## INPUT DATA
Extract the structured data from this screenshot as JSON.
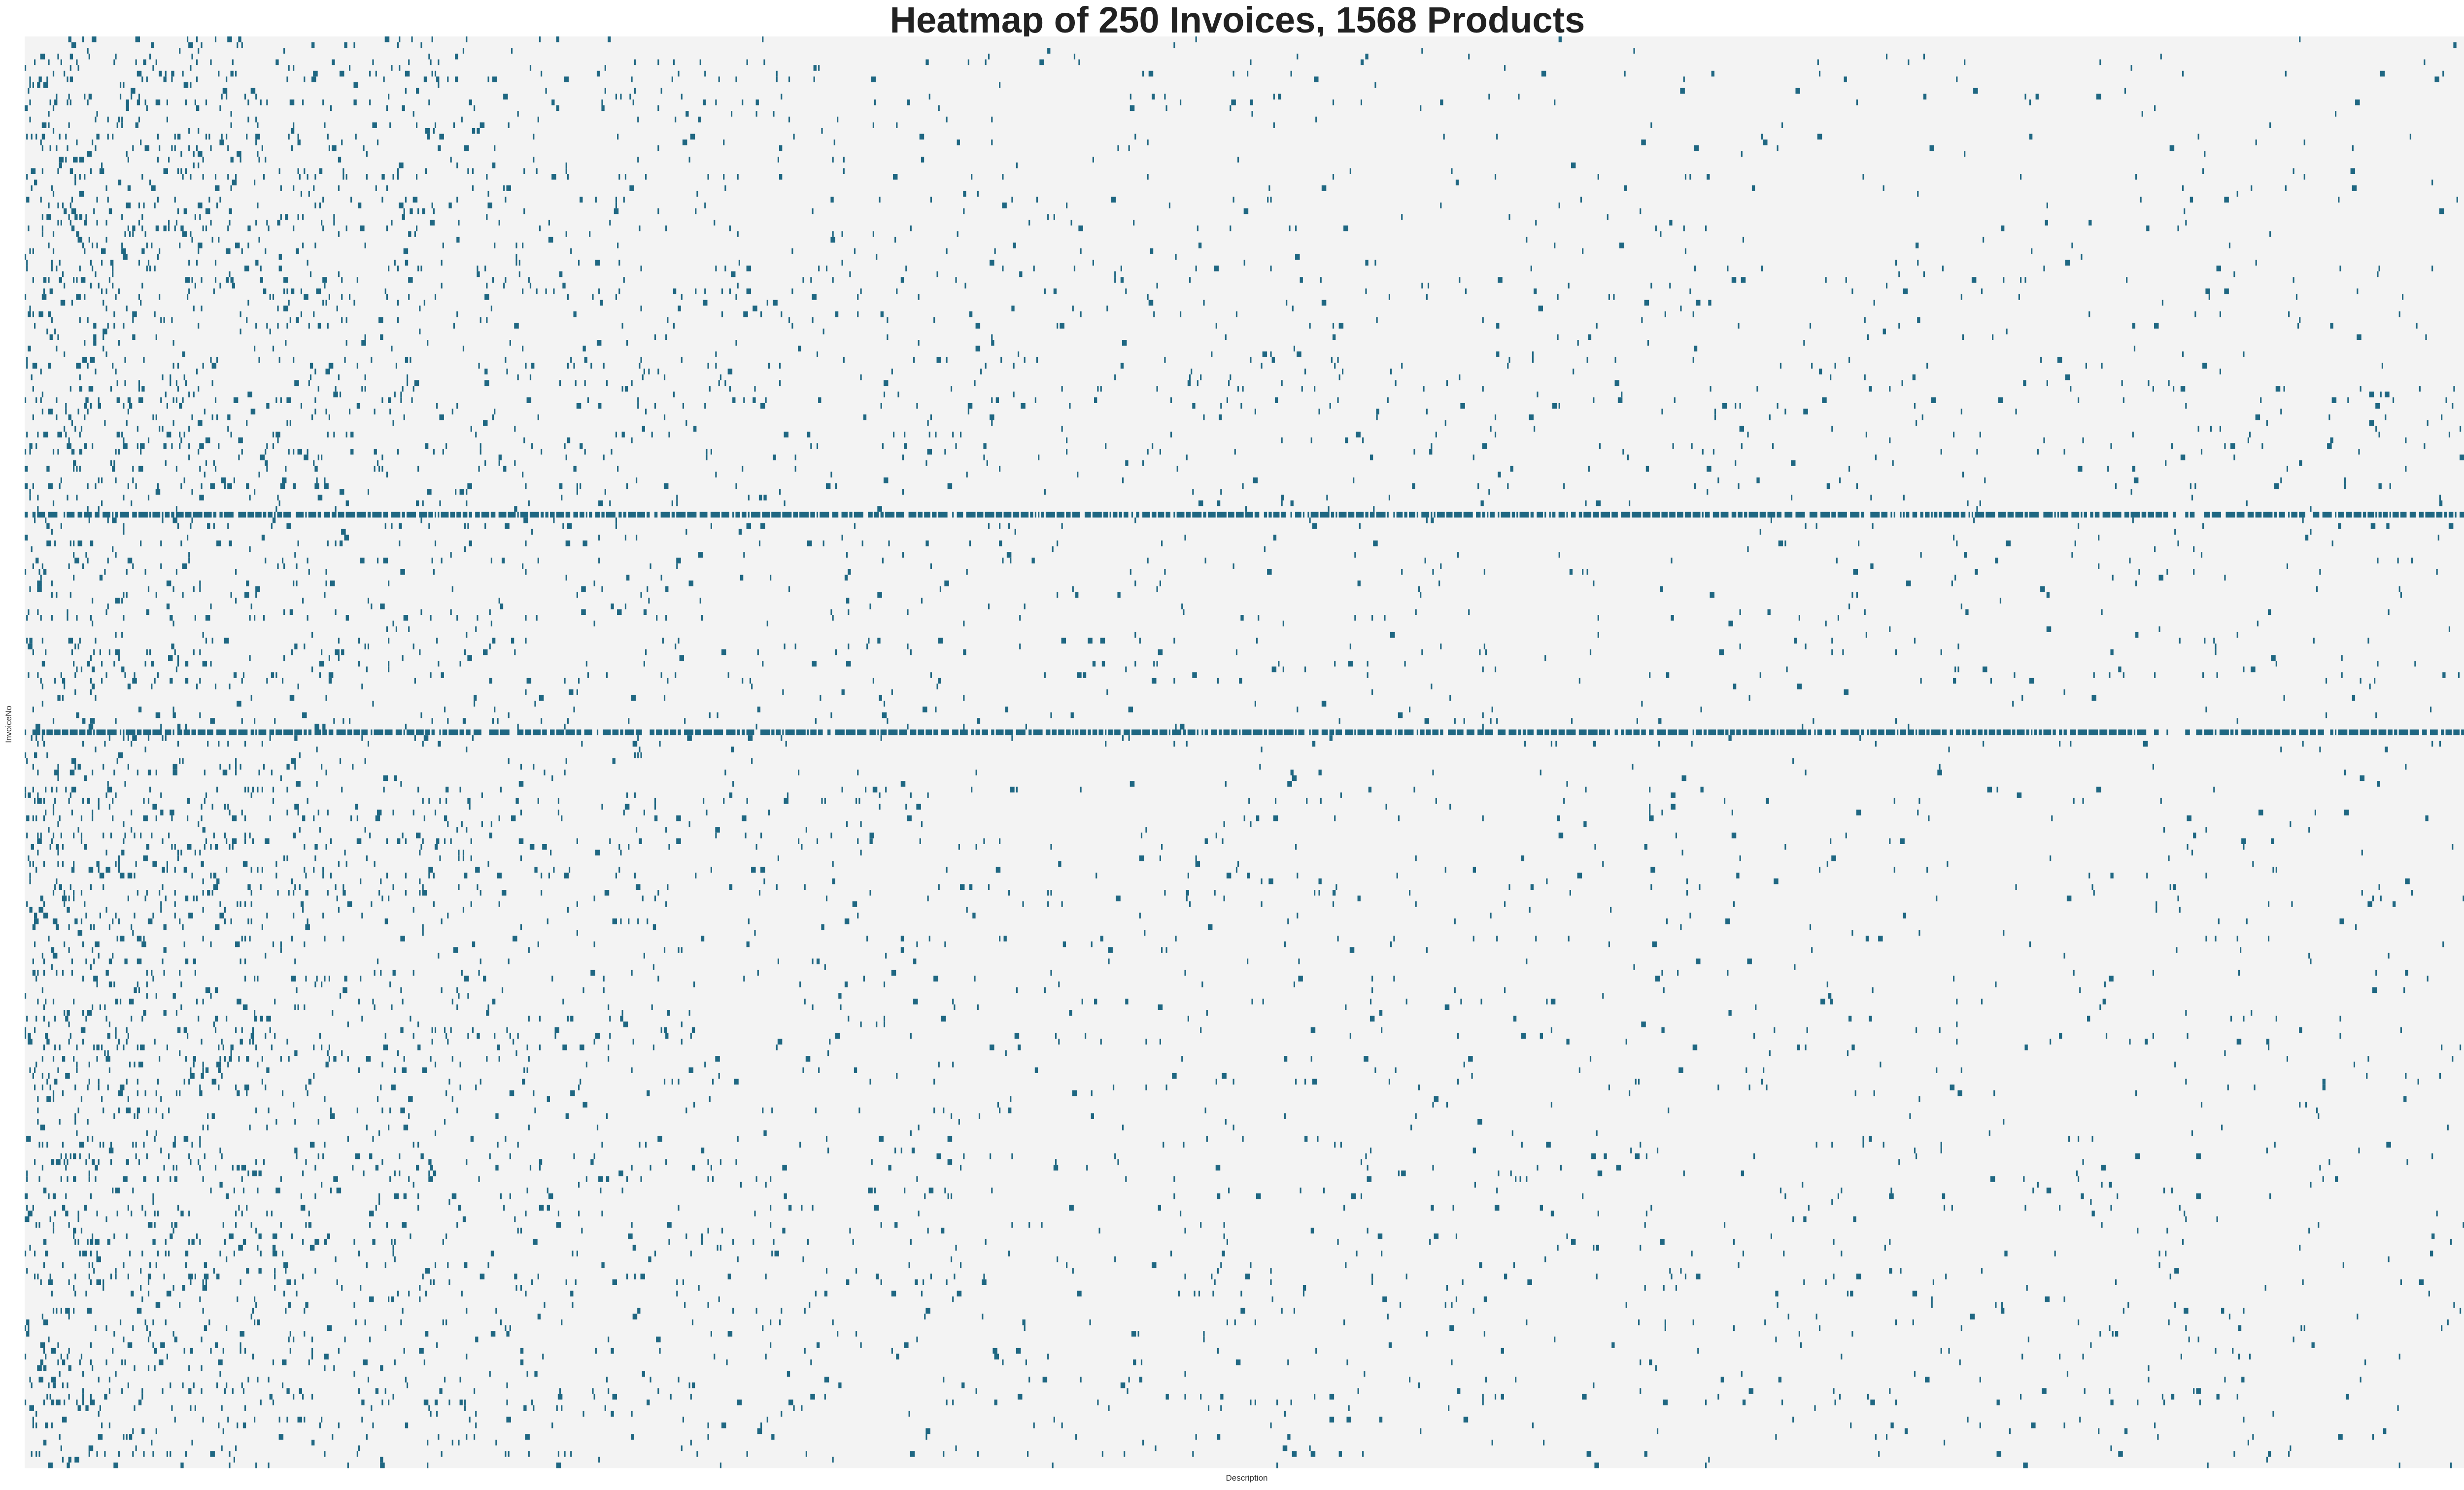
{
  "chart_data": {
    "type": "heatmap",
    "title": "Heatmap of 250 Invoices, 1568 Products",
    "xlabel": "Description",
    "ylabel": "InvoiceNo",
    "n_rows": 250,
    "n_cols": 1568,
    "x_tick_labels": [],
    "y_tick_labels": [],
    "value_encoding": "binary (product present in invoice)",
    "colors": {
      "background": "#f3f3f3",
      "filled": "#1f6782"
    },
    "dense_rows": [
      83,
      121
    ],
    "density_profile": "Purchases concentrated in low-index products (left), sparse toward high-index products (right); rows 83 and 121 are near-full invoices",
    "row_activity_hints": [
      {
        "row_range": [
          0,
          40
        ],
        "left_density": 0.09,
        "tail_density": 0.005
      },
      {
        "row_range": [
          40,
          80
        ],
        "left_density": 0.08,
        "tail_density": 0.012
      },
      {
        "row_range": [
          80,
          125
        ],
        "left_density": 0.06,
        "tail_density": 0.008
      },
      {
        "row_range": [
          125,
          190
        ],
        "left_density": 0.08,
        "tail_density": 0.007
      },
      {
        "row_range": [
          190,
          250
        ],
        "left_density": 0.07,
        "tail_density": 0.009
      }
    ]
  }
}
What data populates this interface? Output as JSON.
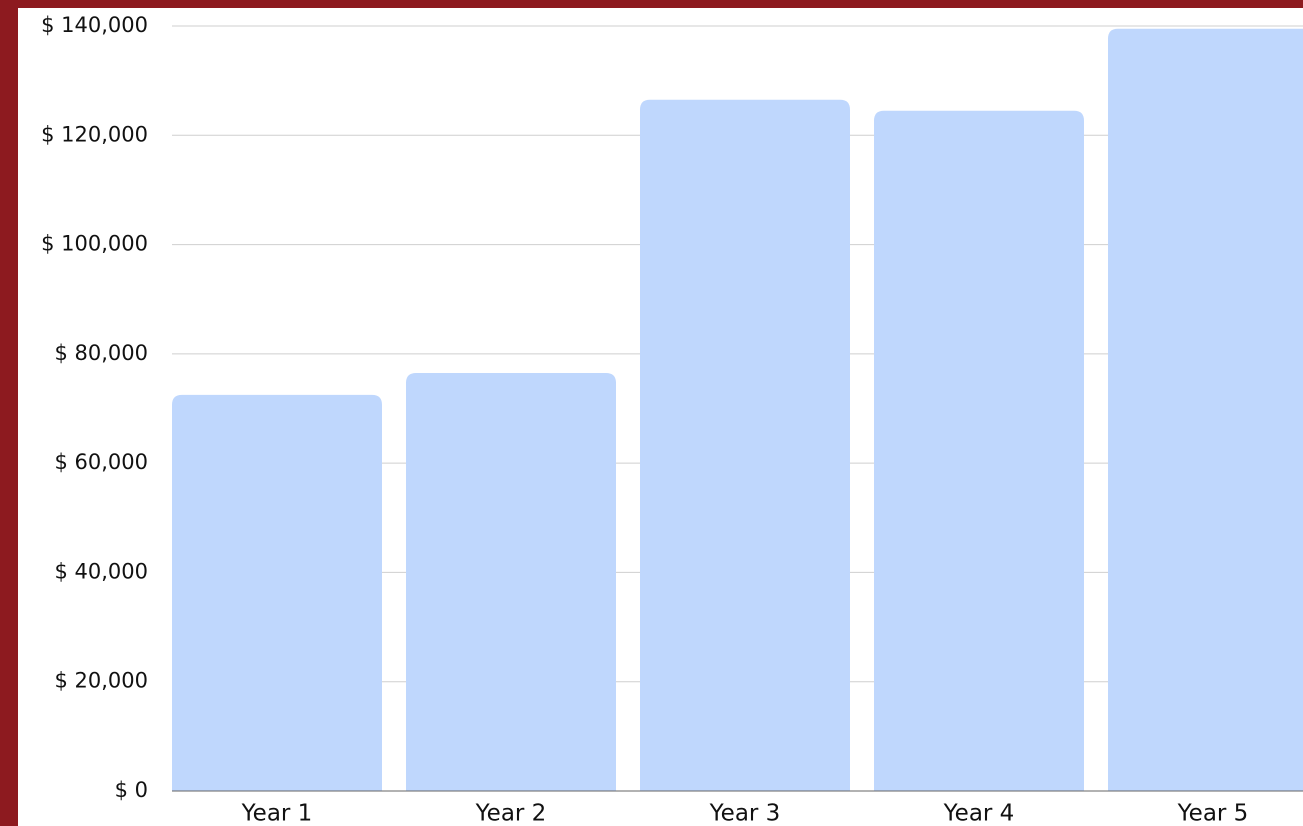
{
  "chart_data": {
    "type": "bar",
    "categories": [
      "Year 1",
      "Year 2",
      "Year 3",
      "Year 4",
      "Year 5"
    ],
    "values": [
      72500,
      76500,
      126500,
      124500,
      139500
    ],
    "color": "#bfd7fd",
    "ylim": [
      0,
      140000
    ],
    "yticks": [
      {
        "value": 0,
        "label": "$ 0"
      },
      {
        "value": 20000,
        "label": "$ 20,000"
      },
      {
        "value": 40000,
        "label": "$ 40,000"
      },
      {
        "value": 60000,
        "label": "$ 60,000"
      },
      {
        "value": 80000,
        "label": "$ 80,000"
      },
      {
        "value": 100000,
        "label": "$ 100,000"
      },
      {
        "value": 120000,
        "label": "$ 120,000"
      },
      {
        "value": 140000,
        "label": "$ 140,000"
      }
    ],
    "grid": true
  }
}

## WHAT THIS TASK INVOLVES
Pictures don't belong in the copy. Transcribe every record exactly as it appears.

## THE ANSWER
Extract the structured data from this screenshot as JSON.
{
  "chart_data": {
    "type": "heatmap",
    "title": "Heatmap of 250 Invoices, 1568 Products",
    "xlabel": "Description",
    "ylabel": "InvoiceNo",
    "n_rows": 250,
    "n_cols": 1568,
    "x_tick_labels": [],
    "y_tick_labels": [],
    "value_encoding": "binary (product present in invoice)",
    "colors": {
      "background": "#f3f3f3",
      "filled": "#1f6782"
    },
    "dense_rows": [
      83,
      121
    ],
    "density_profile": "Purchases concentrated in low-index products (left), sparse toward high-index products (right); rows 83 and 121 are near-full invoices",
    "row_activity_hints": [
      {
        "row_range": [
          0,
          40
        ],
        "left_density": 0.09,
        "tail_density": 0.005
      },
      {
        "row_range": [
          40,
          80
        ],
        "left_density": 0.08,
        "tail_density": 0.012
      },
      {
        "row_range": [
          80,
          125
        ],
        "left_density": 0.06,
        "tail_density": 0.008
      },
      {
        "row_range": [
          125,
          190
        ],
        "left_density": 0.08,
        "tail_density": 0.007
      },
      {
        "row_range": [
          190,
          250
        ],
        "left_density": 0.07,
        "tail_density": 0.009
      }
    ]
  }
}
What data populates this interface? Output as JSON.
{
  "chart_data": {
    "type": "bar",
    "categories": [
      "Year 1",
      "Year 2",
      "Year 3",
      "Year 4",
      "Year 5"
    ],
    "values": [
      72500,
      76500,
      126500,
      124500,
      139500
    ],
    "color": "#bfd7fd",
    "ylim": [
      0,
      140000
    ],
    "yticks": [
      {
        "value": 0,
        "label": "$ 0"
      },
      {
        "value": 20000,
        "label": "$ 20,000"
      },
      {
        "value": 40000,
        "label": "$ 40,000"
      },
      {
        "value": 60000,
        "label": "$ 60,000"
      },
      {
        "value": 80000,
        "label": "$ 80,000"
      },
      {
        "value": 100000,
        "label": "$ 100,000"
      },
      {
        "value": 120000,
        "label": "$ 120,000"
      },
      {
        "value": 140000,
        "label": "$ 140,000"
      }
    ],
    "grid": true
  }
}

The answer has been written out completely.